**SUPPLIED DATA:**

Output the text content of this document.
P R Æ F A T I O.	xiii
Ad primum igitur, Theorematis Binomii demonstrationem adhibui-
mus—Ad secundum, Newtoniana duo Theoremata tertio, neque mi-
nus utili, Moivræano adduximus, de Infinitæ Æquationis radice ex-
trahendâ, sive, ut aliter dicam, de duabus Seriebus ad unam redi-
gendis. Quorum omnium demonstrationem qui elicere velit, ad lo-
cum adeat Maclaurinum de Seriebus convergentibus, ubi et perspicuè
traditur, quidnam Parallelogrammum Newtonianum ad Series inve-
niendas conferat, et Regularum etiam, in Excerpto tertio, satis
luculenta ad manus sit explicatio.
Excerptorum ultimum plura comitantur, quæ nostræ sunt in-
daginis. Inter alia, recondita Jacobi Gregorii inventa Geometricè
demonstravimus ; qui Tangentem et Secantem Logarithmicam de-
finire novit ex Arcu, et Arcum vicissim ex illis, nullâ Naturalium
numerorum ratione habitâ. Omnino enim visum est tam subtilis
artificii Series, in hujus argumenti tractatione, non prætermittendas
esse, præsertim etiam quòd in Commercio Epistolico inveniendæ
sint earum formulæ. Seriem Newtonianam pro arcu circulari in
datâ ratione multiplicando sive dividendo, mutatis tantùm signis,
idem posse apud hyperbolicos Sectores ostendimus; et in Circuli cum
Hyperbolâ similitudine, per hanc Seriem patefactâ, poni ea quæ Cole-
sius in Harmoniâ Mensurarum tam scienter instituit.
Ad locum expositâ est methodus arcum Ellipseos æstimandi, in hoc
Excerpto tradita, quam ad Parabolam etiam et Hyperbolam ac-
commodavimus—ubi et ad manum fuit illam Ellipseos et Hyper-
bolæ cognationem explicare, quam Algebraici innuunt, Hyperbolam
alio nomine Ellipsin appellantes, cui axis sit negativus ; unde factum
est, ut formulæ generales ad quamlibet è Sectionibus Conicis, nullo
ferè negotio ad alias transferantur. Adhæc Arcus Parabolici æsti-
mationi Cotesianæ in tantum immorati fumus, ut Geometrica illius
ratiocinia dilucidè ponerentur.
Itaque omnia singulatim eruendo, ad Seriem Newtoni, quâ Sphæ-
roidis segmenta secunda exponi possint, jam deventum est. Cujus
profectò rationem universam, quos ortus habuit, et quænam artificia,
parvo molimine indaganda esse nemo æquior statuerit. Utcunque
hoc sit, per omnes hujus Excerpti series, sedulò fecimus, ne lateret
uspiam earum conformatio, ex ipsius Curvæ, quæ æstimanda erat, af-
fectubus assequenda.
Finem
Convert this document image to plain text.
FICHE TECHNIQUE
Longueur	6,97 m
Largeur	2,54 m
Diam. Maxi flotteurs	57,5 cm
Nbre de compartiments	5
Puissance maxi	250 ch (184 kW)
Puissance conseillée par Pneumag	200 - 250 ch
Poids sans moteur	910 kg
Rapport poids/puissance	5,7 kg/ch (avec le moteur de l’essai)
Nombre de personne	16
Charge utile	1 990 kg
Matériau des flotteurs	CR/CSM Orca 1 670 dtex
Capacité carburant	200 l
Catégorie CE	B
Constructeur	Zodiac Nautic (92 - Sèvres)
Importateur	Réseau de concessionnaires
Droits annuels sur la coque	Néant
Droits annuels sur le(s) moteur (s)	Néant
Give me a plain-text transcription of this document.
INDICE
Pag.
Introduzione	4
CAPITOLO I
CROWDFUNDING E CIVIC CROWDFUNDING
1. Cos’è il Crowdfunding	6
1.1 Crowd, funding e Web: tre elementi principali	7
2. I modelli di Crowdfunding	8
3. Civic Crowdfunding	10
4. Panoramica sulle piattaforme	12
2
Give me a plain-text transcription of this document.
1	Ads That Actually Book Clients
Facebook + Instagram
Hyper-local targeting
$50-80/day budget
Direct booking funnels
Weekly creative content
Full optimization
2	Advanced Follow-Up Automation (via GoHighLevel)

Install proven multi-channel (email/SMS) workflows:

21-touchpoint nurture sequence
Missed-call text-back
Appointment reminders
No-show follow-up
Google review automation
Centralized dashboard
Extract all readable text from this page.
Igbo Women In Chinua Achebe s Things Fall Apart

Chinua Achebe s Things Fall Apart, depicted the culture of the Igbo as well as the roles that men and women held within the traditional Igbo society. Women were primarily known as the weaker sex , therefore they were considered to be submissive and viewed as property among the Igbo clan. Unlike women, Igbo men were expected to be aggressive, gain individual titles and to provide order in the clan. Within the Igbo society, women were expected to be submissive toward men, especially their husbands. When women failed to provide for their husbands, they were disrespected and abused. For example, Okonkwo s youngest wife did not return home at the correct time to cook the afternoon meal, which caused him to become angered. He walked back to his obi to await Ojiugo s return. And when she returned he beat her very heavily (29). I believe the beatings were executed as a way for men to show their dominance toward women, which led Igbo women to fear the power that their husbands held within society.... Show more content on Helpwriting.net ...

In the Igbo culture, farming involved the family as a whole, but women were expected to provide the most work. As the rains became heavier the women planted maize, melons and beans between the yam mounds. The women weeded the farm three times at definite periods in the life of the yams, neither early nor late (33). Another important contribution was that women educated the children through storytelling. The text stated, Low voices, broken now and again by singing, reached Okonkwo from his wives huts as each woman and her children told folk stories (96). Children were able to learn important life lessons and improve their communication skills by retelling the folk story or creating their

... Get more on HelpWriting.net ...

**STATED EXERCISE:**
Your task is to quote all of the data word for word.

**EXERCISE ANSWER:**
Output the text content of this document.
P R Æ F A T I O.	xiii
Ad primum igitur, Theorematis Binomii demonstrationem adhibui-
mus—Ad secundum, Newtoniana duo Theoremata tertio, neque mi-
nus utili, Moivræano adduximus, de Infinitæ Æquationis radice ex-
trahendâ, sive, ut aliter dicam, de duabus Seriebus ad unam redi-
gendis. Quorum omnium demonstrationem qui elicere velit, ad lo-
cum adeat Maclaurinum de Seriebus convergentibus, ubi et perspicuè
traditur, quidnam Parallelogrammum Newtonianum ad Series inve-
niendas conferat, et Regularum etiam, in Excerpto tertio, satis
luculenta ad manus sit explicatio.
Excerptorum ultimum plura comitantur, quæ nostræ sunt in-
daginis. Inter alia, recondita Jacobi Gregorii inventa Geometricè
demonstravimus ; qui Tangentem et Secantem Logarithmicam de-
finire novit ex Arcu, et Arcum vicissim ex illis, nullâ Naturalium
numerorum ratione habitâ. Omnino enim visum est tam subtilis
artificii Series, in hujus argumenti tractatione, non prætermittendas
esse, præsertim etiam quòd in Commercio Epistolico inveniendæ
sint earum formulæ. Seriem Newtonianam pro arcu circulari in
datâ ratione multiplicando sive dividendo, mutatis tantùm signis,
idem posse apud hyperbolicos Sectores ostendimus; et in Circuli cum
Hyperbolâ similitudine, per hanc Seriem patefactâ, poni ea quæ Cole-
sius in Harmoniâ Mensurarum tam scienter instituit.
Ad locum expositâ est methodus arcum Ellipseos æstimandi, in hoc
Excerpto tradita, quam ad Parabolam etiam et Hyperbolam ac-
commodavimus—ubi et ad manum fuit illam Ellipseos et Hyper-
bolæ cognationem explicare, quam Algebraici innuunt, Hyperbolam
alio nomine Ellipsin appellantes, cui axis sit negativus ; unde factum
est, ut formulæ generales ad quamlibet è Sectionibus Conicis, nullo
ferè negotio ad alias transferantur. Adhæc Arcus Parabolici æsti-
mationi Cotesianæ in tantum immorati fumus, ut Geometrica illius
ratiocinia dilucidè ponerentur.
Itaque omnia singulatim eruendo, ad Seriem Newtoni, quâ Sphæ-
roidis segmenta secunda exponi possint, jam deventum est. Cujus
profectò rationem universam, quos ortus habuit, et quænam artificia,
parvo molimine indaganda esse nemo æquior statuerit. Utcunque
hoc sit, per omnes hujus Excerpti series, sedulò fecimus, ne lateret
uspiam earum conformatio, ex ipsius Curvæ, quæ æstimanda erat, af-
fectubus assequenda.
Finem
Convert this document image to plain text.
FICHE TECHNIQUE
Longueur	6,97 m
Largeur	2,54 m
Diam. Maxi flotteurs	57,5 cm
Nbre de compartiments	5
Puissance maxi	250 ch (184 kW)
Puissance conseillée par Pneumag	200 - 250 ch
Poids sans moteur	910 kg
Rapport poids/puissance	5,7 kg/ch (avec le moteur de l’essai)
Nombre de personne	16
Charge utile	1 990 kg
Matériau des flotteurs	CR/CSM Orca 1 670 dtex
Capacité carburant	200 l
Catégorie CE	B
Constructeur	Zodiac Nautic (92 - Sèvres)
Importateur	Réseau de concessionnaires
Droits annuels sur la coque	Néant
Droits annuels sur le(s) moteur (s)	Néant
Give me a plain-text transcription of this document.
INDICE
Pag.
Introduzione	4
CAPITOLO I
CROWDFUNDING E CIVIC CROWDFUNDING
1. Cos’è il Crowdfunding	6
1.1 Crowd, funding e Web: tre elementi principali	7
2. I modelli di Crowdfunding	8
3. Civic Crowdfunding	10
4. Panoramica sulle piattaforme	12
2
Give me a plain-text transcription of this document.
1	Ads That Actually Book Clients
Facebook + Instagram
Hyper-local targeting
$50-80/day budget
Direct booking funnels
Weekly creative content
Full optimization
2	Advanced Follow-Up Automation (via GoHighLevel)

Install proven multi-channel (email/SMS) workflows:

21-touchpoint nurture sequence
Missed-call text-back
Appointment reminders
No-show follow-up
Google review automation
Centralized dashboard
Extract all readable text from this page.
Igbo Women In Chinua Achebe s Things Fall Apart

Chinua Achebe s Things Fall Apart, depicted the culture of the Igbo as well as the roles that men and women held within the traditional Igbo society. Women were primarily known as the weaker sex , therefore they were considered to be submissive and viewed as property among the Igbo clan. Unlike women, Igbo men were expected to be aggressive, gain individual titles and to provide order in the clan. Within the Igbo society, women were expected to be submissive toward men, especially their husbands. When women failed to provide for their husbands, they were disrespected and abused. For example, Okonkwo s youngest wife did not return home at the correct time to cook the afternoon meal, which caused him to become angered. He walked back to his obi to await Ojiugo s return. And when she returned he beat her very heavily (29). I believe the beatings were executed as a way for men to show their dominance toward women, which led Igbo women to fear the power that their husbands held within society.... Show more content on Helpwriting.net ...

In the Igbo culture, farming involved the family as a whole, but women were expected to provide the most work. As the rains became heavier the women planted maize, melons and beans between the yam mounds. The women weeded the farm three times at definite periods in the life of the yams, neither early nor late (33). Another important contribution was that women educated the children through storytelling. The text stated, Low voices, broken now and again by singing, reached Okonkwo from his wives huts as each woman and her children told folk stories (96). Children were able to learn important life lessons and improve their communication skills by retelling the folk story or creating their

... Get more on HelpWriting.net ...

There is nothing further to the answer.